SUPPLIED RECORDS:

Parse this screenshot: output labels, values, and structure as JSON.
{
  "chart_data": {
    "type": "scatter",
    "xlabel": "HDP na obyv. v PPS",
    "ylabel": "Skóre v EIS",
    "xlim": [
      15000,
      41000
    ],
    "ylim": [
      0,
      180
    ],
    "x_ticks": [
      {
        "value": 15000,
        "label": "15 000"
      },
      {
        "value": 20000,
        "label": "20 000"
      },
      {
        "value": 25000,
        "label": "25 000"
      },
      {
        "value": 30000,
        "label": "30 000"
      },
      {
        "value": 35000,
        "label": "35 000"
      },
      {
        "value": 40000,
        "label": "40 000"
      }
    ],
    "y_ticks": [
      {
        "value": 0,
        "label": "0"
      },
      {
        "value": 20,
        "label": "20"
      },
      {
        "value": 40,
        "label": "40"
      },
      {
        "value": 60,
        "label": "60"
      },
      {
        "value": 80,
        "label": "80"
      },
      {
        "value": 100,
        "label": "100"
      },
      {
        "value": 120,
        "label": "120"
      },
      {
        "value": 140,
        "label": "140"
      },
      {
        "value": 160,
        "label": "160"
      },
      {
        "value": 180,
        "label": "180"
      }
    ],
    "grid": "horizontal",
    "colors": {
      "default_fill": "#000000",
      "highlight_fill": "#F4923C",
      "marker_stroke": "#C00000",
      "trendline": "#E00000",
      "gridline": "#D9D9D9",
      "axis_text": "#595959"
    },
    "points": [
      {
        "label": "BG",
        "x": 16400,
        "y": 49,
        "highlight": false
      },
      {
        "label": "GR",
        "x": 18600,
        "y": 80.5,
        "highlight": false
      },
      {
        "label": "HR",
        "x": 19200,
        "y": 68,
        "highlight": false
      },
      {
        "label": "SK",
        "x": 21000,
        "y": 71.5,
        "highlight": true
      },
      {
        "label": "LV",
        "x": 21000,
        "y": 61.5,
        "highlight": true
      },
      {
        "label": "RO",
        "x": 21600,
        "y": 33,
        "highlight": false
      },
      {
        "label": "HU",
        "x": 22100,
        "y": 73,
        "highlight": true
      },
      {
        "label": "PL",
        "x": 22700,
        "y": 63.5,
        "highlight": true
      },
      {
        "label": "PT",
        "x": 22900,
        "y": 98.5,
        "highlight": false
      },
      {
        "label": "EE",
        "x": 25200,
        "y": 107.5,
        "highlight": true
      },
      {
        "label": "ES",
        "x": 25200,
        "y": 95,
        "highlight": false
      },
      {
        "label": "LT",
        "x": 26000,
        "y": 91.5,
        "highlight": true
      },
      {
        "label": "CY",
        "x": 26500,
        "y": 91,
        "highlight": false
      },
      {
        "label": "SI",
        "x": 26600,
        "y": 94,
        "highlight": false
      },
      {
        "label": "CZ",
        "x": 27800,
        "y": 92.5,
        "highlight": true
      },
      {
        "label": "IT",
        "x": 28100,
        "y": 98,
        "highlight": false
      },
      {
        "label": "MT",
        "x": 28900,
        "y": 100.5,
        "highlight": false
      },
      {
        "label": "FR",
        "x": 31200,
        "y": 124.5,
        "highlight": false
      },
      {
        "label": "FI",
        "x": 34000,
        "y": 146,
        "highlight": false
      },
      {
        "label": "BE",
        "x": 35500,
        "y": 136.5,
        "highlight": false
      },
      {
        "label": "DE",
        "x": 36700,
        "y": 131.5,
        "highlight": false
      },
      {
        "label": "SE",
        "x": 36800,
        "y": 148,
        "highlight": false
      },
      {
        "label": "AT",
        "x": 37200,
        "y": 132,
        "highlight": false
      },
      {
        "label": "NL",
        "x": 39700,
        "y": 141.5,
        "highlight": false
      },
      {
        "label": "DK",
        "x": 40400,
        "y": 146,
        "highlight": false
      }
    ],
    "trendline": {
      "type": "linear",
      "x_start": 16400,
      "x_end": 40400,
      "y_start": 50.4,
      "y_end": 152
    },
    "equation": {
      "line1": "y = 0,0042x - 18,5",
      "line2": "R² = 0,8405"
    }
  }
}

YOUR TASK: Print the material once more, exactly.

COMPLETE OUTPUT:
Parse this screenshot: output labels, values, and structure as JSON.
{
  "chart_data": {
    "type": "scatter",
    "xlabel": "HDP na obyv. v PPS",
    "ylabel": "Skóre v EIS",
    "xlim": [
      15000,
      41000
    ],
    "ylim": [
      0,
      180
    ],
    "x_ticks": [
      {
        "value": 15000,
        "label": "15 000"
      },
      {
        "value": 20000,
        "label": "20 000"
      },
      {
        "value": 25000,
        "label": "25 000"
      },
      {
        "value": 30000,
        "label": "30 000"
      },
      {
        "value": 35000,
        "label": "35 000"
      },
      {
        "value": 40000,
        "label": "40 000"
      }
    ],
    "y_ticks": [
      {
        "value": 0,
        "label": "0"
      },
      {
        "value": 20,
        "label": "20"
      },
      {
        "value": 40,
        "label": "40"
      },
      {
        "value": 60,
        "label": "60"
      },
      {
        "value": 80,
        "label": "80"
      },
      {
        "value": 100,
        "label": "100"
      },
      {
        "value": 120,
        "label": "120"
      },
      {
        "value": 140,
        "label": "140"
      },
      {
        "value": 160,
        "label": "160"
      },
      {
        "value": 180,
        "label": "180"
      }
    ],
    "grid": "horizontal",
    "colors": {
      "default_fill": "#000000",
      "highlight_fill": "#F4923C",
      "marker_stroke": "#C00000",
      "trendline": "#E00000",
      "gridline": "#D9D9D9",
      "axis_text": "#595959"
    },
    "points": [
      {
        "label": "BG",
        "x": 16400,
        "y": 49,
        "highlight": false
      },
      {
        "label": "GR",
        "x": 18600,
        "y": 80.5,
        "highlight": false
      },
      {
        "label": "HR",
        "x": 19200,
        "y": 68,
        "highlight": false
      },
      {
        "label": "SK",
        "x": 21000,
        "y": 71.5,
        "highlight": true
      },
      {
        "label": "LV",
        "x": 21000,
        "y": 61.5,
        "highlight": true
      },
      {
        "label": "RO",
        "x": 21600,
        "y": 33,
        "highlight": false
      },
      {
        "label": "HU",
        "x": 22100,
        "y": 73,
        "highlight": true
      },
      {
        "label": "PL",
        "x": 22700,
        "y": 63.5,
        "highlight": true
      },
      {
        "label": "PT",
        "x": 22900,
        "y": 98.5,
        "highlight": false
      },
      {
        "label": "EE",
        "x": 25200,
        "y": 107.5,
        "highlight": true
      },
      {
        "label": "ES",
        "x": 25200,
        "y": 95,
        "highlight": false
      },
      {
        "label": "LT",
        "x": 26000,
        "y": 91.5,
        "highlight": true
      },
      {
        "label": "CY",
        "x": 26500,
        "y": 91,
        "highlight": false
      },
      {
        "label": "SI",
        "x": 26600,
        "y": 94,
        "highlight": false
      },
      {
        "label": "CZ",
        "x": 27800,
        "y": 92.5,
        "highlight": true
      },
      {
        "label": "IT",
        "x": 28100,
        "y": 98,
        "highlight": false
      },
      {
        "label": "MT",
        "x": 28900,
        "y": 100.5,
        "highlight": false
      },
      {
        "label": "FR",
        "x": 31200,
        "y": 124.5,
        "highlight": false
      },
      {
        "label": "FI",
        "x": 34000,
        "y": 146,
        "highlight": false
      },
      {
        "label": "BE",
        "x": 35500,
        "y": 136.5,
        "highlight": false
      },
      {
        "label": "DE",
        "x": 36700,
        "y": 131.5,
        "highlight": false
      },
      {
        "label": "SE",
        "x": 36800,
        "y": 148,
        "highlight": false
      },
      {
        "label": "AT",
        "x": 37200,
        "y": 132,
        "highlight": false
      },
      {
        "label": "NL",
        "x": 39700,
        "y": 141.5,
        "highlight": false
      },
      {
        "label": "DK",
        "x": 40400,
        "y": 146,
        "highlight": false
      }
    ],
    "trendline": {
      "type": "linear",
      "x_start": 16400,
      "x_end": 40400,
      "y_start": 50.4,
      "y_end": 152
    },
    "equation": {
      "line1": "y = 0,0042x - 18,5",
      "line2": "R² = 0,8405"
    }
  }
}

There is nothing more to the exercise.